TASK DETAILS:
Collect all the lines that mention the word "here".

EXERCISE MATERIAL:

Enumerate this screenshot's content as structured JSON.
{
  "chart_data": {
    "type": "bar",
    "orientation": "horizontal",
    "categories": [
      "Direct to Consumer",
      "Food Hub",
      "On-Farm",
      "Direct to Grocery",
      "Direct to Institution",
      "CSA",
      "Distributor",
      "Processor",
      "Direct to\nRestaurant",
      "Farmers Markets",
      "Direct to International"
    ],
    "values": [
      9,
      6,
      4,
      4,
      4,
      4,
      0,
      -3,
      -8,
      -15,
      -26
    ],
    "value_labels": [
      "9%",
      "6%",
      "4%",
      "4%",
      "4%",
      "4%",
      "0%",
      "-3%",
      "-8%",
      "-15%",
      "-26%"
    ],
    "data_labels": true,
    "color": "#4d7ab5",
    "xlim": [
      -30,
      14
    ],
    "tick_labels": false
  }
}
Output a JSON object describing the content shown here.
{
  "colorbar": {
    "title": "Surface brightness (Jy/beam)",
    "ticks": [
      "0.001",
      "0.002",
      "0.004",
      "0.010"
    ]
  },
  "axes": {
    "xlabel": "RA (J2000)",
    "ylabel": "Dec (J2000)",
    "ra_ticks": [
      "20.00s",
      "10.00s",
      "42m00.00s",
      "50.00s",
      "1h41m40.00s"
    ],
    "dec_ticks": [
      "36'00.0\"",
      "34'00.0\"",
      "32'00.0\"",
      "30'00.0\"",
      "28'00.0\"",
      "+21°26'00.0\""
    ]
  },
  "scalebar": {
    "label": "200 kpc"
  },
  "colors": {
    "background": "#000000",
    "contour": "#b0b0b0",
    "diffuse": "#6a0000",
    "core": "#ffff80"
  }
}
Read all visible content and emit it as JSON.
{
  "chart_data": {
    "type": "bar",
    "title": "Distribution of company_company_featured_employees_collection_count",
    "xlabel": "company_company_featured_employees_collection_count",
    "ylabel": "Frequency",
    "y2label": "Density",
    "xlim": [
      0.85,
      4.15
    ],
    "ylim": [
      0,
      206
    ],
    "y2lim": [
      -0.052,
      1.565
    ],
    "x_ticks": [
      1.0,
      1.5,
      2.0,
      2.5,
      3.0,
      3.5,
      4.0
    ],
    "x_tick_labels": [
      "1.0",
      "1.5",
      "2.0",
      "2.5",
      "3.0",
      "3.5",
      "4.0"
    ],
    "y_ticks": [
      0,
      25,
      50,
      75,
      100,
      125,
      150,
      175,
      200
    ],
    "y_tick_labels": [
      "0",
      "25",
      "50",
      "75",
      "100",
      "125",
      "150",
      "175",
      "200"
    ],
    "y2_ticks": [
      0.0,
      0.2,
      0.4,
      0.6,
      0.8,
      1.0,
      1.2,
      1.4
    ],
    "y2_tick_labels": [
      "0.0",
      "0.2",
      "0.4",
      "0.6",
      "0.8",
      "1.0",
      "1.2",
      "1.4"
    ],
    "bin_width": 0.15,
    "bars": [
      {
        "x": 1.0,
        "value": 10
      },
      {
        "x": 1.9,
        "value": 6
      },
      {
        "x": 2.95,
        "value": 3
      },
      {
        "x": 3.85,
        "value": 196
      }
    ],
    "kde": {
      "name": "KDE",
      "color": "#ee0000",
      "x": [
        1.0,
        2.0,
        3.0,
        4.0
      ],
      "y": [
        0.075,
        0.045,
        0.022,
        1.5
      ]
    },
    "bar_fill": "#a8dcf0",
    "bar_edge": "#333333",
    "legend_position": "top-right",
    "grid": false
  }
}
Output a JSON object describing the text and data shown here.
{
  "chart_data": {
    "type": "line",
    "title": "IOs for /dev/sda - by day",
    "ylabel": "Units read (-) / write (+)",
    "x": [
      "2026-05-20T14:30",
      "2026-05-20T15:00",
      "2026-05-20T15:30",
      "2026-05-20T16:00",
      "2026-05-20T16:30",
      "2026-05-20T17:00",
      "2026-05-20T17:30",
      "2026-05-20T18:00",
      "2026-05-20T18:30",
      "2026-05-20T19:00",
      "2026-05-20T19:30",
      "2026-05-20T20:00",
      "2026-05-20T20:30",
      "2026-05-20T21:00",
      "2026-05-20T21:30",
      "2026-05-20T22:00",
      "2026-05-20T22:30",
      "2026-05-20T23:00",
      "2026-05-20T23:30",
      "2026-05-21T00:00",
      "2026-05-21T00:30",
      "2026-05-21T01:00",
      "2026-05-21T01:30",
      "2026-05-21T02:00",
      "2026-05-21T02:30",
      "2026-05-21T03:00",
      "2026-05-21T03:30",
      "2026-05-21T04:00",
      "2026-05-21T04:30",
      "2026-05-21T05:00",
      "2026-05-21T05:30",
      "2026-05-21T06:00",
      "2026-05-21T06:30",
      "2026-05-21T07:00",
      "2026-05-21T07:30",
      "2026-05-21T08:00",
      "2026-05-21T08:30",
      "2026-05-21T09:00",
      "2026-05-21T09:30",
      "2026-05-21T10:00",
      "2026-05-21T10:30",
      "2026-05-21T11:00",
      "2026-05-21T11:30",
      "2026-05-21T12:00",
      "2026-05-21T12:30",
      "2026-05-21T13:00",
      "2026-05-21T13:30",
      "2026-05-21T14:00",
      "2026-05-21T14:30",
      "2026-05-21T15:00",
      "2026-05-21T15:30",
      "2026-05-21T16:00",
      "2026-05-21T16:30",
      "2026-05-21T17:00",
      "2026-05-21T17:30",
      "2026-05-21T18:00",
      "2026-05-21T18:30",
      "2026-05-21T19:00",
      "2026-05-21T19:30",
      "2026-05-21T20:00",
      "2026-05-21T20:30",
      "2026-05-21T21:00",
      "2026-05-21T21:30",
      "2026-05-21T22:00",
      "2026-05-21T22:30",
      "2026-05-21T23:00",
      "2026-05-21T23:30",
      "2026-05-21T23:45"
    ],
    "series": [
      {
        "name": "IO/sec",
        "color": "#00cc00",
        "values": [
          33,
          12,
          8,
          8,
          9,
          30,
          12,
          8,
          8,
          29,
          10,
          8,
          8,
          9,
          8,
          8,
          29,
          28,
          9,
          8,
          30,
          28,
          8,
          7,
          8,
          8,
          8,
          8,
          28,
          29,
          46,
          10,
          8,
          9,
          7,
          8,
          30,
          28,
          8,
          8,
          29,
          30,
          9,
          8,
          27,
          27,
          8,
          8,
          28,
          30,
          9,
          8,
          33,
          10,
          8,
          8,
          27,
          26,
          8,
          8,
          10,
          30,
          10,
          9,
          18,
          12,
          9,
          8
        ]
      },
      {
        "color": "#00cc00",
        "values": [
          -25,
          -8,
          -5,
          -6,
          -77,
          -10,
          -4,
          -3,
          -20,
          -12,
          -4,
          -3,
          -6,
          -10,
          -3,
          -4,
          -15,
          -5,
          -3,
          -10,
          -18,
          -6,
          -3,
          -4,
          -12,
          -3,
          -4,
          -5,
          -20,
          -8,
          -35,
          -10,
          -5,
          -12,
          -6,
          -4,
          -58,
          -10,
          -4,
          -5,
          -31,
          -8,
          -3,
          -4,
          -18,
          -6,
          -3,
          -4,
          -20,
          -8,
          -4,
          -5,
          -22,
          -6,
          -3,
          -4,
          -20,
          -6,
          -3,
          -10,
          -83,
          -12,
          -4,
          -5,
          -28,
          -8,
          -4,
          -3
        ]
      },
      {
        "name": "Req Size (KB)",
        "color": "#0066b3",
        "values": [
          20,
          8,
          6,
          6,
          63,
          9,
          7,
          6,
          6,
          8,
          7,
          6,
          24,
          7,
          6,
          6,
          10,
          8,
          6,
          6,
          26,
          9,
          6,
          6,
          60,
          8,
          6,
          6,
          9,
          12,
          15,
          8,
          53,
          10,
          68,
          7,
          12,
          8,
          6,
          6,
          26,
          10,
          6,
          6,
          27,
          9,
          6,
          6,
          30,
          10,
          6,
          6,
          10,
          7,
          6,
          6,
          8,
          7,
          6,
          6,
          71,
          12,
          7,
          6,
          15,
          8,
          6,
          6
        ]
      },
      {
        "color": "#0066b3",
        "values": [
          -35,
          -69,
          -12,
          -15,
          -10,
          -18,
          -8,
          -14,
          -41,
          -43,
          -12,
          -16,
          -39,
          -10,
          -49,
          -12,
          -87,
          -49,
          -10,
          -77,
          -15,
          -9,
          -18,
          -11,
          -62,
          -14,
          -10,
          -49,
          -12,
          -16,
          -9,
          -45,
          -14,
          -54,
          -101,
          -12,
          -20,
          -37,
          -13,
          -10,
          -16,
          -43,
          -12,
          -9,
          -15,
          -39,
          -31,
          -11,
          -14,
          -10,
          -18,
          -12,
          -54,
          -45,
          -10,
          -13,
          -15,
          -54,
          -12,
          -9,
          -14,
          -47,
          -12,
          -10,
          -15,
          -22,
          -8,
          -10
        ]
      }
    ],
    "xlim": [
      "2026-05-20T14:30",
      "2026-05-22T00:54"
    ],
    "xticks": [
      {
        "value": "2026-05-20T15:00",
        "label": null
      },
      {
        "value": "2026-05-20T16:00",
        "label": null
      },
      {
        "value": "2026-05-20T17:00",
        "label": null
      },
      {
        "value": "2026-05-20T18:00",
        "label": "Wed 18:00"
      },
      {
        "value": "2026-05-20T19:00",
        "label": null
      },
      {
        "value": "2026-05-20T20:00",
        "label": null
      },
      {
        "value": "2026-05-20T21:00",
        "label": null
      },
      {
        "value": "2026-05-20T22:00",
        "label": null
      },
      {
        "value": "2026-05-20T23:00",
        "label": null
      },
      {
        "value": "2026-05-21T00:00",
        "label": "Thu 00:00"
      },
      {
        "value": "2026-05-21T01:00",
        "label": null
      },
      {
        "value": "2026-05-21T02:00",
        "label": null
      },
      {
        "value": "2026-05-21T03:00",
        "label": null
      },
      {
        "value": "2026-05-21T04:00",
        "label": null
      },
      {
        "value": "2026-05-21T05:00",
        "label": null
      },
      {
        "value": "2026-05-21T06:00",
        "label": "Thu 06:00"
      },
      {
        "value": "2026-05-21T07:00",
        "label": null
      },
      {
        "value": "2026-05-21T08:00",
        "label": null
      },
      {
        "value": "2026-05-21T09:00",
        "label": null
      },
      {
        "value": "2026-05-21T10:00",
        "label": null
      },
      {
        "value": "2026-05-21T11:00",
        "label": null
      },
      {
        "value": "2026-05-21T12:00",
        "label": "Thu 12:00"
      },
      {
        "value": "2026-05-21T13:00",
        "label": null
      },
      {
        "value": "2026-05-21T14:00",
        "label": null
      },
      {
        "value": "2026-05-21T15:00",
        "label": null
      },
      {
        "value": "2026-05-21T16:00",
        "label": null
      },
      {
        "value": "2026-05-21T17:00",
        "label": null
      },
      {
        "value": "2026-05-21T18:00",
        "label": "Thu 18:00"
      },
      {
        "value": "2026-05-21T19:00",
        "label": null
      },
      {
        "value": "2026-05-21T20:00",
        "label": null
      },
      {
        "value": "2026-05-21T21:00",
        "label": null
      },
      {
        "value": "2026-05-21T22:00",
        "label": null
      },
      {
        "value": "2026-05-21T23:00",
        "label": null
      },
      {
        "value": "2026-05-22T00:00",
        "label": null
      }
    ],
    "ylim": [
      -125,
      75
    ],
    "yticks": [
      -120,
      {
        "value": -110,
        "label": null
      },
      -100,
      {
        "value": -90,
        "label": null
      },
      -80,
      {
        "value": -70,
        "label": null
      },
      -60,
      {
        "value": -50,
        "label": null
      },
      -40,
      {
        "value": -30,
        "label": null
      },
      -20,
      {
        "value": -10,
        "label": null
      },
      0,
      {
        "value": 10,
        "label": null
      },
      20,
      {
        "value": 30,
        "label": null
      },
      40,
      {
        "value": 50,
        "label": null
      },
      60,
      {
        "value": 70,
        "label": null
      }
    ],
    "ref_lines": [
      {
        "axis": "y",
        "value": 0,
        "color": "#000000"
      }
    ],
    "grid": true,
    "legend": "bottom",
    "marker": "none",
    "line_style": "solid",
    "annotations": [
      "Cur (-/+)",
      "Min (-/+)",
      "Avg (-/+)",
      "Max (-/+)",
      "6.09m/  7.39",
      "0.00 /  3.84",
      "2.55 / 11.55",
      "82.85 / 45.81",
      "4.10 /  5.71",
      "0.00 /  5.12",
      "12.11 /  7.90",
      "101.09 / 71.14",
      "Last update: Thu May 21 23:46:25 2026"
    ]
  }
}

COMPLETE RESPONSE:
Output a JSON object describing the content shown here.
Output a JSON object describing the text and data shown here.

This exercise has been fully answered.